Direction:
Set down the lines of the material from the one containing "bar-segment[interactable] <box>1062 312" through the one containing "bar-segment[interactable] <box>1059 240", both included, reproducing each line without any change.

## START Exercise data

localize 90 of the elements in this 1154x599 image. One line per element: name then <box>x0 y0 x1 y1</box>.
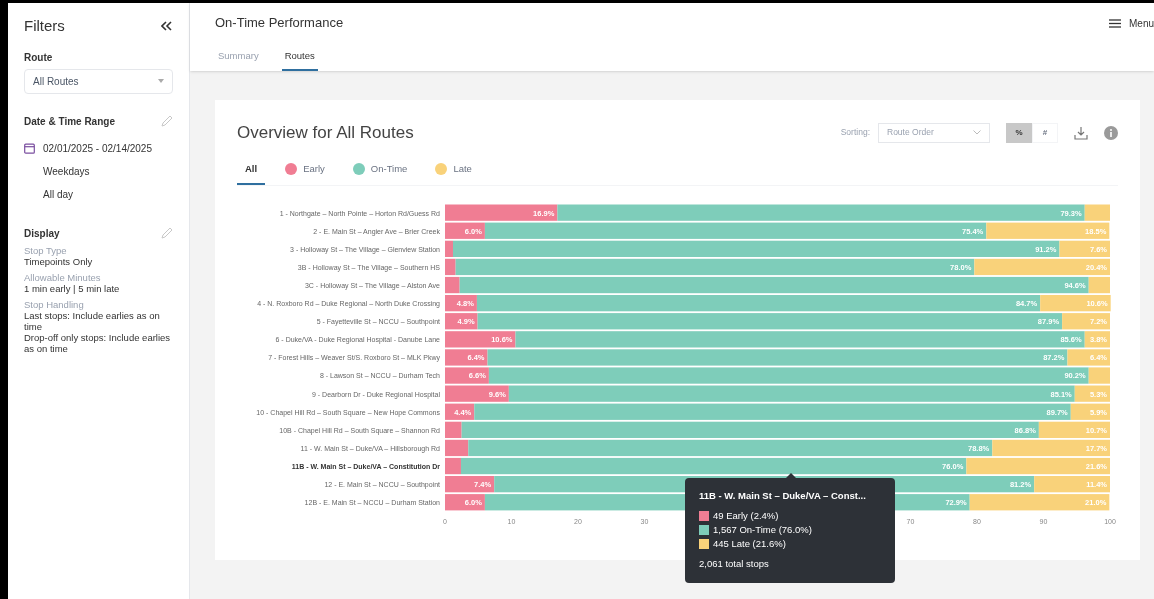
bar-segment[interactable] <box>1062 312 1110 329</box>
bar-segment[interactable] <box>1088 366 1110 384</box>
bar-segment[interactable] <box>966 457 1110 474</box>
bar-segment[interactable] <box>453 240 1060 257</box>
bar-segment[interactable] <box>445 475 495 492</box>
bar-segment[interactable] <box>445 312 478 329</box>
setting-name: Allowable Minutes <box>24 271 102 283</box>
tab[interactable]: Summary <box>215 43 262 71</box>
days-text: Weekdays <box>42 164 91 179</box>
bar-segment[interactable] <box>1070 403 1110 420</box>
page-title: On-Time Performance <box>215 14 344 33</box>
bar-segment[interactable] <box>1067 348 1110 366</box>
bar-segment[interactable] <box>1040 294 1111 311</box>
bar-segment[interactable] <box>1084 330 1110 347</box>
sorting-select[interactable]: Route Order <box>878 122 990 143</box>
bar-segment[interactable] <box>445 457 461 474</box>
calendar-icon <box>24 142 35 154</box>
unit-toggle[interactable]: # <box>1032 122 1058 143</box>
card-title: Overview for All Routes <box>237 122 414 144</box>
bar-segment[interactable] <box>445 348 488 366</box>
bar-segment[interactable] <box>445 276 460 293</box>
setting-value: Timepoints Only <box>24 255 94 267</box>
tooltip-item: 49 Early (2.4%) <box>713 509 779 524</box>
bar-segment[interactable] <box>461 421 1039 438</box>
bar-segment[interactable] <box>1059 240 1110 257</box>
bar-segment[interactable] <box>986 222 1110 239</box>
bar-segment[interactable] <box>445 493 485 510</box>
field-label: Route <box>24 50 54 65</box>
bar-segment[interactable] <box>1084 204 1110 221</box>
bar-segment[interactable] <box>515 330 1085 347</box>
bar-segment[interactable] <box>488 366 1089 384</box>
date-range-text: 02/01/2025 - 02/14/2025 <box>43 141 152 156</box>
bar-segment[interactable] <box>445 330 516 347</box>
bar-segment[interactable] <box>445 366 489 384</box>
bar-segment[interactable] <box>974 258 1110 275</box>
panel-title: Filters <box>24 16 65 36</box>
collapse-icon[interactable] <box>161 21 173 32</box>
bar-segment[interactable] <box>476 294 1041 311</box>
bar-segment[interactable] <box>445 204 558 221</box>
filter-tab[interactable]: Late <box>427 155 480 185</box>
chevron-down-icon <box>973 130 981 136</box>
bar-segment[interactable] <box>468 439 993 456</box>
filter-tab[interactable]: All <box>237 155 266 185</box>
bar-segment[interactable] <box>1074 385 1110 402</box>
section-label: Display <box>24 226 60 241</box>
bar-segment[interactable] <box>460 457 967 474</box>
bar-segment[interactable] <box>557 204 1085 221</box>
bar-segment[interactable] <box>1038 421 1110 438</box>
bar-segment[interactable] <box>487 348 1068 366</box>
bar-segment[interactable] <box>445 403 475 420</box>
edit-icon[interactable] <box>161 115 173 127</box>
bar-segment[interactable] <box>474 403 1071 420</box>
bar-segment[interactable] <box>459 276 1089 293</box>
bar-segment[interactable] <box>455 258 975 275</box>
caret-icon <box>158 79 164 83</box>
tooltip-total: 2,061 total stops <box>699 557 770 572</box>
bar-segment[interactable] <box>1088 276 1110 293</box>
bar-segment[interactable] <box>484 222 987 239</box>
bar-segment[interactable] <box>445 421 462 438</box>
tooltip-item: 1,567 On-Time (76.0%) <box>713 523 812 538</box>
setting-name: Stop Type <box>24 244 68 256</box>
bar-segment[interactable] <box>508 385 1075 402</box>
sorting-label: Sorting: <box>840 126 870 140</box>
menu-icon <box>1109 18 1121 28</box>
bar-segment[interactable] <box>445 240 453 257</box>
bar-segment[interactable] <box>445 439 469 456</box>
edit-icon[interactable] <box>161 227 173 239</box>
time-text: All day <box>42 187 74 202</box>
bar-segment[interactable] <box>992 439 1110 456</box>
section-label: Date & Time Range <box>24 114 115 129</box>
setting-value: Last stops: Include earlies as on time Drop-off only stops: Include earlies as on time <box>24 309 172 354</box>
menu-button[interactable]: Menu <box>1109 15 1154 31</box>
unit-toggle[interactable]: % <box>1006 122 1032 143</box>
bar-segment[interactable] <box>1034 475 1110 492</box>
tooltip-item: 445 Late (21.6%) <box>713 537 786 552</box>
bar-segment[interactable] <box>477 312 1063 329</box>
bar-segment[interactable] <box>445 385 509 402</box>
bar-segment[interactable] <box>445 222 485 239</box>
setting-value: 1 min early | 5 min late <box>24 282 121 294</box>
download-icon[interactable] <box>1074 125 1088 140</box>
info-icon[interactable] <box>1104 125 1118 140</box>
filter-tab[interactable]: Early <box>277 155 333 185</box>
bar-segment[interactable] <box>445 294 477 311</box>
tab[interactable]: Routes <box>281 43 318 71</box>
tooltip-title: 11B - W. Main St – Duke/VA – Const... <box>699 489 867 503</box>
filter-tab[interactable]: On-Time <box>344 155 416 185</box>
bar-segment[interactable] <box>969 493 1110 510</box>
route-select[interactable]: All Routes <box>24 68 173 94</box>
bar-segment[interactable] <box>445 258 456 275</box>
setting-name: Stop Handling <box>24 298 85 310</box>
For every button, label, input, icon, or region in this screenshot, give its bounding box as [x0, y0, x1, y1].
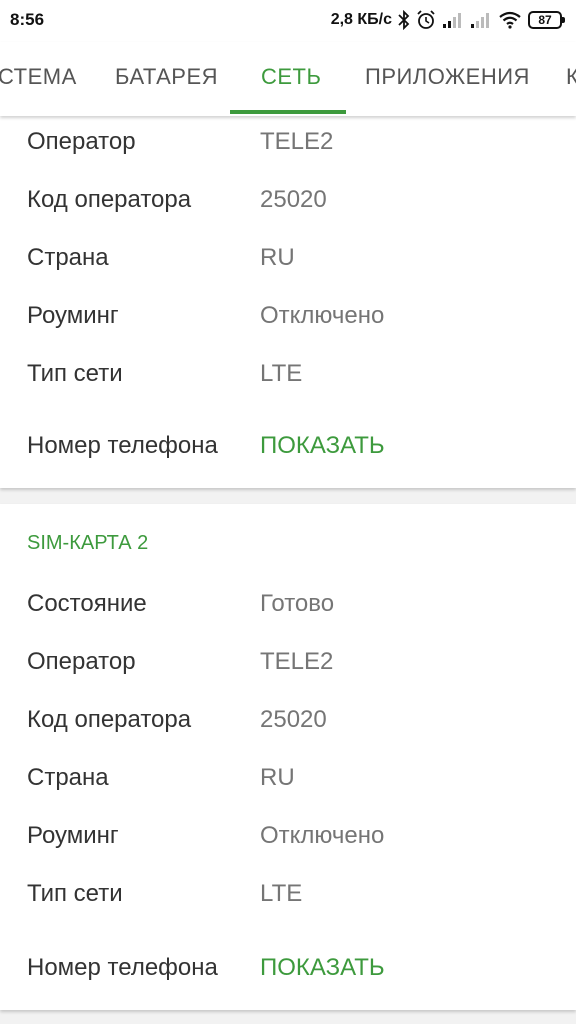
alarm-icon [416, 10, 436, 30]
status-icons: 2,8 КБ/с 87 [330, 8, 565, 32]
sim2-section-title: SIM-КАРТА 2 [27, 532, 149, 554]
tab-bar: СТЕМА БАТАРЕЯ СЕТЬ ПРИЛОЖЕНИЯ К [0, 42, 576, 116]
row-value: RU [260, 244, 295, 271]
tab-next[interactable]: К [566, 64, 576, 90]
tab-network[interactable]: СЕТЬ [261, 64, 321, 90]
network-speed: 2,8 КБ/с [330, 11, 392, 28]
sim2-row-operator: Оператор TELE2 [0, 642, 576, 682]
row-value: 25020 [260, 706, 327, 733]
row-label: Роуминг [27, 822, 119, 849]
row-label: Тип сети [27, 360, 123, 387]
row-value: TELE2 [260, 128, 334, 155]
sim1-show-phone-button[interactable]: ПОКАЗАТЬ [260, 432, 385, 460]
row-label: Страна [27, 244, 109, 271]
row-value: Отключено [260, 302, 385, 329]
sim1-row-network-type: Тип сети LTE [0, 354, 576, 394]
row-value: TELE2 [260, 648, 334, 675]
wifi-icon [498, 11, 522, 29]
row-label: Номер телефона [27, 432, 218, 459]
sim1-row-country: Страна RU [0, 238, 576, 278]
active-tab-indicator [230, 110, 346, 114]
bluetooth-icon [398, 10, 410, 30]
tab-system[interactable]: СТЕМА [0, 64, 77, 90]
tab-battery[interactable]: БАТАРЕЯ [115, 64, 218, 90]
row-value: 25020 [260, 186, 327, 213]
row-label: Код оператора [27, 706, 192, 733]
battery-level: 87 [538, 13, 552, 27]
signal-1-icon [442, 11, 464, 29]
sim2-card: SIM-КАРТА 2 Состояние Готово Оператор TE… [0, 504, 576, 1010]
status-time: 8:56 [10, 10, 45, 29]
row-label: Оператор [27, 128, 136, 155]
row-value: LTE [260, 360, 303, 387]
row-value: RU [260, 764, 295, 791]
sim2-row-network-type: Тип сети LTE [0, 874, 576, 914]
row-label: Состояние [27, 590, 147, 617]
row-label: Роуминг [27, 302, 119, 329]
battery-icon: 87 [528, 11, 565, 29]
row-value: Готово [260, 590, 335, 617]
row-value: LTE [260, 880, 303, 907]
sim2-row-phone: Номер телефона ПОКАЗАТЬ [0, 948, 576, 988]
row-label: Оператор [27, 648, 136, 675]
row-label: Тип сети [27, 880, 123, 907]
row-label: Код оператора [27, 186, 192, 213]
sim1-row-phone: Номер телефона ПОКАЗАТЬ [0, 426, 576, 466]
sim2-row-roaming: Роуминг Отключено [0, 816, 576, 856]
sim2-row-country: Страна RU [0, 758, 576, 798]
row-label: Страна [27, 764, 109, 791]
sim2-show-phone-button[interactable]: ПОКАЗАТЬ [260, 954, 385, 982]
row-label: Номер телефона [27, 954, 218, 981]
tab-apps[interactable]: ПРИЛОЖЕНИЯ [365, 64, 530, 90]
sim1-card: Оператор TELE2 Код оператора 25020 Стран… [0, 116, 576, 488]
sim1-row-roaming: Роуминг Отключено [0, 296, 576, 336]
sim1-row-operator-code: Код оператора 25020 [0, 180, 576, 220]
status-bar: 8:56 2,8 КБ/с 87 [0, 0, 576, 42]
sim2-row-operator-code: Код оператора 25020 [0, 700, 576, 740]
sim1-row-operator: Оператор TELE2 [0, 122, 576, 162]
signal-2-icon [470, 11, 492, 29]
row-value: Отключено [260, 822, 385, 849]
sim2-row-state: Состояние Готово [0, 584, 576, 624]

## END Exercise data

Answer to the exercise:
bar-segment[interactable] <box>1062 312 1110 329</box>
bar-segment[interactable] <box>1088 366 1110 384</box>
bar-segment[interactable] <box>966 457 1110 474</box>
bar-segment[interactable] <box>453 240 1060 257</box>
bar-segment[interactable] <box>445 475 495 492</box>
bar-segment[interactable] <box>445 312 478 329</box>
setting-name: Allowable Minutes <box>24 271 102 283</box>
tab[interactable]: Summary <box>215 43 262 71</box>
days-text: Weekdays <box>42 164 91 179</box>
bar-segment[interactable] <box>1070 403 1110 420</box>
page-title: On-Time Performance <box>215 14 344 33</box>
bar-segment[interactable] <box>1067 348 1110 366</box>
bar-segment[interactable] <box>1040 294 1111 311</box>
bar-segment[interactable] <box>1084 330 1110 347</box>
sorting-select[interactable]: Route Order <box>878 122 990 143</box>
bar-segment[interactable] <box>445 457 461 474</box>
calendar-icon <box>24 142 35 154</box>
unit-toggle[interactable]: # <box>1032 122 1058 143</box>
card-title: Overview for All Routes <box>237 122 414 144</box>
bar-segment[interactable] <box>445 348 488 366</box>
bar-segment[interactable] <box>445 276 460 293</box>
setting-value: Timepoints Only <box>24 255 94 267</box>
tooltip-item: 49 Early (2.4%) <box>713 509 779 524</box>
bar-segment[interactable] <box>461 421 1039 438</box>
bar-segment[interactable] <box>1059 240 1110 257</box>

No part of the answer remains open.